→ **REQUIRED TASK**
Every line below must be reproduced exactly. Copy them all.

[Figure collection entries]
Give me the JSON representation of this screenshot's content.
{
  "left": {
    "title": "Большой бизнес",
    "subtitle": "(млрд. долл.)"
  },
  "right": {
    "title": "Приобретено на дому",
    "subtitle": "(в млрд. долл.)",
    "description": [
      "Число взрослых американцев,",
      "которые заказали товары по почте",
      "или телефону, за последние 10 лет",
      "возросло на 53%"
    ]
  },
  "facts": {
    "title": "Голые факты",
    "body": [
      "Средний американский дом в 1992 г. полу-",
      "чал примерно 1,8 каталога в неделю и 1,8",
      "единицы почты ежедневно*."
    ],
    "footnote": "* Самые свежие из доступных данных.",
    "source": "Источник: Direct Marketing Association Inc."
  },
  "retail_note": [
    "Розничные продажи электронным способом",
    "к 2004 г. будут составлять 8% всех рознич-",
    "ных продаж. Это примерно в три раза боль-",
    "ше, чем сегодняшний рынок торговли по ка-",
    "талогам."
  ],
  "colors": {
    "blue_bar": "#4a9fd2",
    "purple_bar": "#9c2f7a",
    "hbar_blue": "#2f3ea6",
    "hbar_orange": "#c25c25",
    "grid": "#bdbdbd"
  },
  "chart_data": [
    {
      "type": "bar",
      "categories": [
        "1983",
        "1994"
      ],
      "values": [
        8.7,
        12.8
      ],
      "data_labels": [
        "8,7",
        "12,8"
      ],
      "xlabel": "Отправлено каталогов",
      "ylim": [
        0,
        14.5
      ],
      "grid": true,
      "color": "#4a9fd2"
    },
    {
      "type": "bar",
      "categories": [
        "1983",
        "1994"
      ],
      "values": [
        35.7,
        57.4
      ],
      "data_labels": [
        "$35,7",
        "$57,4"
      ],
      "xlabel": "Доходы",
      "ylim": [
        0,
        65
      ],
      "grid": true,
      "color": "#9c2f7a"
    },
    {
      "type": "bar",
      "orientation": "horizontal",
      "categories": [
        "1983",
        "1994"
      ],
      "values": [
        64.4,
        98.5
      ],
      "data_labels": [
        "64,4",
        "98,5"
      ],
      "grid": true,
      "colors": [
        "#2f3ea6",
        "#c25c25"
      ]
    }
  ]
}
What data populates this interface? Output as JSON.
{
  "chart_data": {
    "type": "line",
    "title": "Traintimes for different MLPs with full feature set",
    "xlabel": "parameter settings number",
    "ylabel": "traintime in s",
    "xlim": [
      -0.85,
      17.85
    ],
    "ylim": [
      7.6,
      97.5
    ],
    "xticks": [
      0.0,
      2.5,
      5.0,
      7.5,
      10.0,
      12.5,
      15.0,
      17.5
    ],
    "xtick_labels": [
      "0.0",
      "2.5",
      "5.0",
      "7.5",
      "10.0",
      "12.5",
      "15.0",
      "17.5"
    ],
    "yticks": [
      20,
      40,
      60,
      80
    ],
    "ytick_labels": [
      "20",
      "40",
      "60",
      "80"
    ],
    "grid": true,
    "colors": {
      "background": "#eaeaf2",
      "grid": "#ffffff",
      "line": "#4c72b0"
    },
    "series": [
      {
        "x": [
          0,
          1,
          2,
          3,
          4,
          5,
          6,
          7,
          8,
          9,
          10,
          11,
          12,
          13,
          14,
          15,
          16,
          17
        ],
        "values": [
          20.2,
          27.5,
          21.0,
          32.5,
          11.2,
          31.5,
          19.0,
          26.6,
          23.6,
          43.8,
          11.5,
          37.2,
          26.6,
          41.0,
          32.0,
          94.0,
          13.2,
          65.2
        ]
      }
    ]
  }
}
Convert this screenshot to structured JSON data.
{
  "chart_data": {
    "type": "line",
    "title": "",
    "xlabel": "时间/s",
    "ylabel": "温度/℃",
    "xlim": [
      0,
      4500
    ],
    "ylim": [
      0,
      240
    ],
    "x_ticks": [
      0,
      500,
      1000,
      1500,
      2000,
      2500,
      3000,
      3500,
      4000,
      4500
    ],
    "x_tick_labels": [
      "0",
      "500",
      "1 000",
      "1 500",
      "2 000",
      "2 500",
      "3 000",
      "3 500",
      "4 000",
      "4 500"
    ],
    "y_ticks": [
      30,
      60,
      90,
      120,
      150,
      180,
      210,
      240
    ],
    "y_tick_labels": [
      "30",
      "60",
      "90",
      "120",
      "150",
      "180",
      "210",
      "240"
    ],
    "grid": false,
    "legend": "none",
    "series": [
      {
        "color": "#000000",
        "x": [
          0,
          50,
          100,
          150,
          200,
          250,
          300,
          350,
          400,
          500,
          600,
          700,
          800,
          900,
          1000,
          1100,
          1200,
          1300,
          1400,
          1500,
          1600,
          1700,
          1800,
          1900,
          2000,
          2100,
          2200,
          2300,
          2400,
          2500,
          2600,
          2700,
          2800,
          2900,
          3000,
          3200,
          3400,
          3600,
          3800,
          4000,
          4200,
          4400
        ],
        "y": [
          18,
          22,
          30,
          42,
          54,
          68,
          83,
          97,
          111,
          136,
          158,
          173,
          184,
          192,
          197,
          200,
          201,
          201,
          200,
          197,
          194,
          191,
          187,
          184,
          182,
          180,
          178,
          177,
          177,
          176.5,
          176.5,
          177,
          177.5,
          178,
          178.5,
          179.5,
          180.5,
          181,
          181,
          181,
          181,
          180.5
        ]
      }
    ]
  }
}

→ **EXERCISE RESPONSE**
Give me the JSON representation of this screenshot's content.
{
  "left": {
    "title": "Большой бизнес",
    "subtitle": "(млрд. долл.)"
  },
  "right": {
    "title": "Приобретено на дому",
    "subtitle": "(в млрд. долл.)",
    "description": [
      "Число взрослых американцев,",
      "которые заказали товары по почте",
      "или телефону, за последние 10 лет",
      "возросло на 53%"
    ]
  },
  "facts": {
    "title": "Голые факты",
    "body": [
      "Средний американский дом в 1992 г. полу-",
      "чал примерно 1,8 каталога в неделю и 1,8",
      "единицы почты ежедневно*."
    ],
    "footnote": "* Самые свежие из доступных данных.",
    "source": "Источник: Direct Marketing Association Inc."
  },
  "retail_note": [
    "Розничные продажи электронным способом",
    "к 2004 г. будут составлять 8% всех рознич-",
    "ных продаж. Это примерно в три раза боль-",
    "ше, чем сегодняшний рынок торговли по ка-",
    "талогам."
  ],
  "colors": {
    "blue_bar": "#4a9fd2",
    "purple_bar": "#9c2f7a",
    "hbar_blue": "#2f3ea6",
    "hbar_orange": "#c25c25",
    "grid": "#bdbdbd"
  },
  "chart_data": [
    {
      "type": "bar",
      "categories": [
        "1983",
        "1994"
      ],
      "values": [
        8.7,
        12.8
      ],
      "data_labels": [
        "8,7",
        "12,8"
      ],
      "xlabel": "Отправлено каталогов",
      "ylim": [
        0,
        14.5
      ],
      "grid": true,
      "color": "#4a9fd2"
    },
    {
      "type": "bar",
      "categories": [
        "1983",
        "1994"
      ],
      "values": [
        35.7,
        57.4
      ],
      "data_labels": [
        "$35,7",
        "$57,4"
      ],
      "xlabel": "Доходы",
      "ylim": [
        0,
        65
      ],
      "grid": true,
      "color": "#9c2f7a"
    },
    {
      "type": "bar",
      "orientation": "horizontal",
      "categories": [
        "1983",
        "1994"
      ],
      "values": [
        64.4,
        98.5
      ],
      "data_labels": [
        "64,4",
        "98,5"
      ],
      "grid": true,
      "colors": [
        "#2f3ea6",
        "#c25c25"
      ]
    }
  ]
}
What data populates this interface? Output as JSON.
{
  "chart_data": {
    "type": "line",
    "title": "Traintimes for different MLPs with full feature set",
    "xlabel": "parameter settings number",
    "ylabel": "traintime in s",
    "xlim": [
      -0.85,
      17.85
    ],
    "ylim": [
      7.6,
      97.5
    ],
    "xticks": [
      0.0,
      2.5,
      5.0,
      7.5,
      10.0,
      12.5,
      15.0,
      17.5
    ],
    "xtick_labels": [
      "0.0",
      "2.5",
      "5.0",
      "7.5",
      "10.0",
      "12.5",
      "15.0",
      "17.5"
    ],
    "yticks": [
      20,
      40,
      60,
      80
    ],
    "ytick_labels": [
      "20",
      "40",
      "60",
      "80"
    ],
    "grid": true,
    "colors": {
      "background": "#eaeaf2",
      "grid": "#ffffff",
      "line": "#4c72b0"
    },
    "series": [
      {
        "x": [
          0,
          1,
          2,
          3,
          4,
          5,
          6,
          7,
          8,
          9,
          10,
          11,
          12,
          13,
          14,
          15,
          16,
          17
        ],
        "values": [
          20.2,
          27.5,
          21.0,
          32.5,
          11.2,
          31.5,
          19.0,
          26.6,
          23.6,
          43.8,
          11.5,
          37.2,
          26.6,
          41.0,
          32.0,
          94.0,
          13.2,
          65.2
        ]
      }
    ]
  }
}
Convert this screenshot to structured JSON data.
{
  "chart_data": {
    "type": "line",
    "title": "",
    "xlabel": "时间/s",
    "ylabel": "温度/℃",
    "xlim": [
      0,
      4500
    ],
    "ylim": [
      0,
      240
    ],
    "x_ticks": [
      0,
      500,
      1000,
      1500,
      2000,
      2500,
      3000,
      3500,
      4000,
      4500
    ],
    "x_tick_labels": [
      "0",
      "500",
      "1 000",
      "1 500",
      "2 000",
      "2 500",
      "3 000",
      "3 500",
      "4 000",
      "4 500"
    ],
    "y_ticks": [
      30,
      60,
      90,
      120,
      150,
      180,
      210,
      240
    ],
    "y_tick_labels": [
      "30",
      "60",
      "90",
      "120",
      "150",
      "180",
      "210",
      "240"
    ],
    "grid": false,
    "legend": "none",
    "series": [
      {
        "color": "#000000",
        "x": [
          0,
          50,
          100,
          150,
          200,
          250,
          300,
          350,
          400,
          500,
          600,
          700,
          800,
          900,
          1000,
          1100,
          1200,
          1300,
          1400,
          1500,
          1600,
          1700,
          1800,
          1900,
          2000,
          2100,
          2200,
          2300,
          2400,
          2500,
          2600,
          2700,
          2800,
          2900,
          3000,
          3200,
          3400,
          3600,
          3800,
          4000,
          4200,
          4400
        ],
        "y": [
          18,
          22,
          30,
          42,
          54,
          68,
          83,
          97,
          111,
          136,
          158,
          173,
          184,
          192,
          197,
          200,
          201,
          201,
          200,
          197,
          194,
          191,
          187,
          184,
          182,
          180,
          178,
          177,
          177,
          176.5,
          176.5,
          177,
          177.5,
          178,
          178.5,
          179.5,
          180.5,
          181,
          181,
          181,
          181,
          180.5
        ]
      }
    ]
  }
}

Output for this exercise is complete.